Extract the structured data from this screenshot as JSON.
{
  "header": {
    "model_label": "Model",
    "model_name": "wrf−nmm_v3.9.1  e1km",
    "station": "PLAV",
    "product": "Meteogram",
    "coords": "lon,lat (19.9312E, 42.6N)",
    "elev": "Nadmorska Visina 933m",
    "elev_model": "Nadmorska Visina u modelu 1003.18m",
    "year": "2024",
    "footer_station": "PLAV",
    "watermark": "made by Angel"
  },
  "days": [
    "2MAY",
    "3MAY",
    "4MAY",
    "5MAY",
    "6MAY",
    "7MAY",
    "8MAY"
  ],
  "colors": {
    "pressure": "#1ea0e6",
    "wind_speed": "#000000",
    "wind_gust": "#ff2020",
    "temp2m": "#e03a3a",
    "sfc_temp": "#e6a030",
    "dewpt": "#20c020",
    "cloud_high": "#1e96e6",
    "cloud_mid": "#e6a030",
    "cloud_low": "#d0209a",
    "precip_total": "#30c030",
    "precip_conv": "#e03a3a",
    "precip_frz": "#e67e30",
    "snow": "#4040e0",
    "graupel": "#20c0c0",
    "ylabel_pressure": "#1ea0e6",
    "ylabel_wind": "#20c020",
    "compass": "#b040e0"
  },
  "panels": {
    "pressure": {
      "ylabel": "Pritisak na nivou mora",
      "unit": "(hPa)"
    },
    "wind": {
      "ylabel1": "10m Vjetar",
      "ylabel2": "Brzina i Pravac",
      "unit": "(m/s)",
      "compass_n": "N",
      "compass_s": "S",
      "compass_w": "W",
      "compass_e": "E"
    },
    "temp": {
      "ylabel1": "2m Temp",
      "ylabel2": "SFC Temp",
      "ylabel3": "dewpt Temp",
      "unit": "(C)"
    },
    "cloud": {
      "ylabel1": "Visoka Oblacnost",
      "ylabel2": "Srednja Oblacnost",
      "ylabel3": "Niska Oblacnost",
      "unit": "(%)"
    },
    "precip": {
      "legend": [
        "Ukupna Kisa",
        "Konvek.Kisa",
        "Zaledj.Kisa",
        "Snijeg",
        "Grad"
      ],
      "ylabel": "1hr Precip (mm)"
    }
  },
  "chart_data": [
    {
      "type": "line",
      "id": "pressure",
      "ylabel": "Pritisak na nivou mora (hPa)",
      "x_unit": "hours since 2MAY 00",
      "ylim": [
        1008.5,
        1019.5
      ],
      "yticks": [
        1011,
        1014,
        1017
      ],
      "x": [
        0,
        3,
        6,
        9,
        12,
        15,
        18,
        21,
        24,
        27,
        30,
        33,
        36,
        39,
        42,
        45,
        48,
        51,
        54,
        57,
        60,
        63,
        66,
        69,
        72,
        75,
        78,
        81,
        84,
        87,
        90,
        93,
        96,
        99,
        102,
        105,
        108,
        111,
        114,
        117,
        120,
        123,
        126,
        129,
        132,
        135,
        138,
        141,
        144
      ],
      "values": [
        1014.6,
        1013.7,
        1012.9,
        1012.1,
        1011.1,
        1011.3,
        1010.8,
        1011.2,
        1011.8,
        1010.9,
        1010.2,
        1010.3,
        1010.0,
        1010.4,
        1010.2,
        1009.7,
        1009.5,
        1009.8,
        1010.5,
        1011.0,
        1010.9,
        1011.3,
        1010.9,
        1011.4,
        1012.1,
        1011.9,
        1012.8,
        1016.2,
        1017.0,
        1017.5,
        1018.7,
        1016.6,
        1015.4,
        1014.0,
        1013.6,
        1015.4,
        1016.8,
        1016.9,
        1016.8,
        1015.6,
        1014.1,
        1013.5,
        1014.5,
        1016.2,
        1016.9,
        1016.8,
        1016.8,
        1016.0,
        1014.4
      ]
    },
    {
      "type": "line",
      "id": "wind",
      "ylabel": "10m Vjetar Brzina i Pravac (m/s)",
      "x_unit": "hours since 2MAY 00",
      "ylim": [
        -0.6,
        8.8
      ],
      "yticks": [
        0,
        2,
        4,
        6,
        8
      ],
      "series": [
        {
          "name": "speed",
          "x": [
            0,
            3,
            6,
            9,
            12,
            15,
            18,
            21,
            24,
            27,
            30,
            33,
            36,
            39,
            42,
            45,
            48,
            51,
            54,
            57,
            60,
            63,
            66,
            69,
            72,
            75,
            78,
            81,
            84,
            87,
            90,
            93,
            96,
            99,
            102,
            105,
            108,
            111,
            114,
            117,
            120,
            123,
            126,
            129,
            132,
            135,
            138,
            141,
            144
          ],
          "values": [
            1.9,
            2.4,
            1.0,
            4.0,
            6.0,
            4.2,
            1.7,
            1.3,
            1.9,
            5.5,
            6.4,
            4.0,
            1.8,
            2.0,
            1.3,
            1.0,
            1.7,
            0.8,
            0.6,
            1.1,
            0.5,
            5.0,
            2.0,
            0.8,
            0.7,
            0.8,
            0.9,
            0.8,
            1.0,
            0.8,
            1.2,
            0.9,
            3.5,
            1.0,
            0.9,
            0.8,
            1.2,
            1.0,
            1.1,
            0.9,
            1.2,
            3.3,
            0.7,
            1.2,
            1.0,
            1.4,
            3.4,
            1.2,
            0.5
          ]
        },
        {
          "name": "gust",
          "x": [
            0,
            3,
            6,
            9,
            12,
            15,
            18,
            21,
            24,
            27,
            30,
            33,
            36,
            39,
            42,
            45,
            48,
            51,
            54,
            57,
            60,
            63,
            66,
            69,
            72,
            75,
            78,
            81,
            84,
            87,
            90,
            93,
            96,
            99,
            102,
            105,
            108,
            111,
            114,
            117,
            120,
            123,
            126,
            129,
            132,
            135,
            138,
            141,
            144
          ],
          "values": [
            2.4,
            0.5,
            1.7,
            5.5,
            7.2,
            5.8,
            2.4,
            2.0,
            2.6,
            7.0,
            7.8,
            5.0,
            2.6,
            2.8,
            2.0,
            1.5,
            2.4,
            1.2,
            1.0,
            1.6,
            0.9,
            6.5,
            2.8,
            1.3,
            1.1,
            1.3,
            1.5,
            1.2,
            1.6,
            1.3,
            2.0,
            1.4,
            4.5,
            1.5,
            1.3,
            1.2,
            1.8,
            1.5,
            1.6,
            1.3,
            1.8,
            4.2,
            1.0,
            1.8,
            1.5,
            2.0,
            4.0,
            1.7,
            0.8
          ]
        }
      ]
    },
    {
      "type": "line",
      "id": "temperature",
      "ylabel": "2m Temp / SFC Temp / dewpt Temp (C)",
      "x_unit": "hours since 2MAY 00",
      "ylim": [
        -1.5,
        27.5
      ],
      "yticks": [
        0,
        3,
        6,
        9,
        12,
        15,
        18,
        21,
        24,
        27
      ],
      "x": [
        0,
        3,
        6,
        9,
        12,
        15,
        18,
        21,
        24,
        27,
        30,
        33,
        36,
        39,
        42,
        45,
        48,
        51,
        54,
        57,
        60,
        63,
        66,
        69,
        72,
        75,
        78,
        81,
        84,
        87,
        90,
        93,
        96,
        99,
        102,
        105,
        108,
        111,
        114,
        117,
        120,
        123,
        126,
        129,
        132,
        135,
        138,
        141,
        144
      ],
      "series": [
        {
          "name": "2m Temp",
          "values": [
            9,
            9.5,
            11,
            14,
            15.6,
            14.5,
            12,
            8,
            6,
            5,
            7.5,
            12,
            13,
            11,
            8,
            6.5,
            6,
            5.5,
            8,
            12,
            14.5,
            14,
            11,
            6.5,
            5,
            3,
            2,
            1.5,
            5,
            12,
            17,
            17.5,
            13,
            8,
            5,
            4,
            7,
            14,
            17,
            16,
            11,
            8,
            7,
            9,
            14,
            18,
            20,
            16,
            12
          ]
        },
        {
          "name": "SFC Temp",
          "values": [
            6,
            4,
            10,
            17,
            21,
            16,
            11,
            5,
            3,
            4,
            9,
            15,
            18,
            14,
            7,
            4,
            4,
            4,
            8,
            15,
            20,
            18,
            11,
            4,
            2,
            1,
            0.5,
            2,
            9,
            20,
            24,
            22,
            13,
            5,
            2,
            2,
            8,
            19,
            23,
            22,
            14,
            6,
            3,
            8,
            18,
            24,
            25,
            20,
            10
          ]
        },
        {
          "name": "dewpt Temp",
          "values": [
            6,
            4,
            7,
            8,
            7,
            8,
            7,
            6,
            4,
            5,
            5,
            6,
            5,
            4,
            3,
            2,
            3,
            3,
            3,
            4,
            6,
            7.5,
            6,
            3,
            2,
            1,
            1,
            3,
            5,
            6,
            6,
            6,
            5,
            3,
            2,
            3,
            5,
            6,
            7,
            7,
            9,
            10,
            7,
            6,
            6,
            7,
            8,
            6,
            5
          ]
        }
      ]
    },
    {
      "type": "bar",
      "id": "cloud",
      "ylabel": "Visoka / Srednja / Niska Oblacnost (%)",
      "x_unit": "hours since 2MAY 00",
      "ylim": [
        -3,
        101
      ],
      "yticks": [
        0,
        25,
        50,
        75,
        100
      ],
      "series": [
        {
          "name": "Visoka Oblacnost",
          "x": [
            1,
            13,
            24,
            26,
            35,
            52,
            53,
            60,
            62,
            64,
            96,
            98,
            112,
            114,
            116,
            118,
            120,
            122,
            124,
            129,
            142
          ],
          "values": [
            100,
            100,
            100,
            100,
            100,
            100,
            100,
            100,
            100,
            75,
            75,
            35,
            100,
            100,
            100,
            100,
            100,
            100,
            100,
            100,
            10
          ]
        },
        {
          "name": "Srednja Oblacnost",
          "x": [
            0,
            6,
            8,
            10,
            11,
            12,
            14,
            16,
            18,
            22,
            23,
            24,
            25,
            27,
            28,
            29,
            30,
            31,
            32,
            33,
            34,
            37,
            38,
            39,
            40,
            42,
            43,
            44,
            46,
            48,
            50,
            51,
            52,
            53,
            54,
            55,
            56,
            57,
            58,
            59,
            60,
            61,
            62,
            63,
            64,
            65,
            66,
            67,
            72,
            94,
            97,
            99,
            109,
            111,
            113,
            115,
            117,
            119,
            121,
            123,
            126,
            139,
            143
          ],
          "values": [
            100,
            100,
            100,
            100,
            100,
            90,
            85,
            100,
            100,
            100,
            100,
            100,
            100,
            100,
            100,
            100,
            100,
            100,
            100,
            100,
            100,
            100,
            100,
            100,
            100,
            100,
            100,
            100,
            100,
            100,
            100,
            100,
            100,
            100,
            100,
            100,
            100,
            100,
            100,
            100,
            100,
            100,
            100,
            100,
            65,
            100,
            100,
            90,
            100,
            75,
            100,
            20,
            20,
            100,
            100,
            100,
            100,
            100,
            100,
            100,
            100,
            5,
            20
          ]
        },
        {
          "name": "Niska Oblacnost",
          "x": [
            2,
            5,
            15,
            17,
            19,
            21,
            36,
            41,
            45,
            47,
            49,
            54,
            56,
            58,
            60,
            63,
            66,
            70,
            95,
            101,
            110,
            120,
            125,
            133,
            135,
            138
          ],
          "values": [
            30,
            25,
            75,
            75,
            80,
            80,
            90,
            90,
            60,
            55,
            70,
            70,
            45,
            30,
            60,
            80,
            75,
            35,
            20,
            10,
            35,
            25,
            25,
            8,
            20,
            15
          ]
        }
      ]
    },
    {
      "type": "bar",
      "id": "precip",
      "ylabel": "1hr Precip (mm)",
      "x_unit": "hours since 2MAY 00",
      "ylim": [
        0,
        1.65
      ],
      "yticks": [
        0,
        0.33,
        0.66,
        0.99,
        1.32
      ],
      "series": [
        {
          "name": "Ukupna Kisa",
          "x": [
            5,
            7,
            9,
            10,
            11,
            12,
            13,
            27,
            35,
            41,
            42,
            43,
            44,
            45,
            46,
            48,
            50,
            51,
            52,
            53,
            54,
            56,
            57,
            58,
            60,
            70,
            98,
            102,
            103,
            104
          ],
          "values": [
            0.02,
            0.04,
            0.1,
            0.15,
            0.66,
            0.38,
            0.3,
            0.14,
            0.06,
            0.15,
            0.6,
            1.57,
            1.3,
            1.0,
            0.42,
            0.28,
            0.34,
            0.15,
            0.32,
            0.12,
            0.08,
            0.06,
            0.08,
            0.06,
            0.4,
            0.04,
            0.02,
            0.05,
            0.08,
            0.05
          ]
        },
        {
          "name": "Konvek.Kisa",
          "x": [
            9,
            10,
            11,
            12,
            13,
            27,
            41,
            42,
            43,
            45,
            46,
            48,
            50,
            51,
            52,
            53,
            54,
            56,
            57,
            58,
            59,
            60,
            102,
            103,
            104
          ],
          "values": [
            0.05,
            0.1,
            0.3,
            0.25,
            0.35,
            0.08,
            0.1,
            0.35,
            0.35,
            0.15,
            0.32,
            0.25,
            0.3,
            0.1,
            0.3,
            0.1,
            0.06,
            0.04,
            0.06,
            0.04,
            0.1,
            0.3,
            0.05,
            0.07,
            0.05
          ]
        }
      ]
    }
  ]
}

### EXERCISE
Find the lines above that contain the word "dewpt" and collect them.

### OUTPUT FOR THIS EXERCISE
    "dewpt": "#20c020",
      "ylabel3": "dewpt Temp",
      "ylabel": "2m Temp / SFC Temp / dewpt Temp (C)",
          "name": "dewpt Temp",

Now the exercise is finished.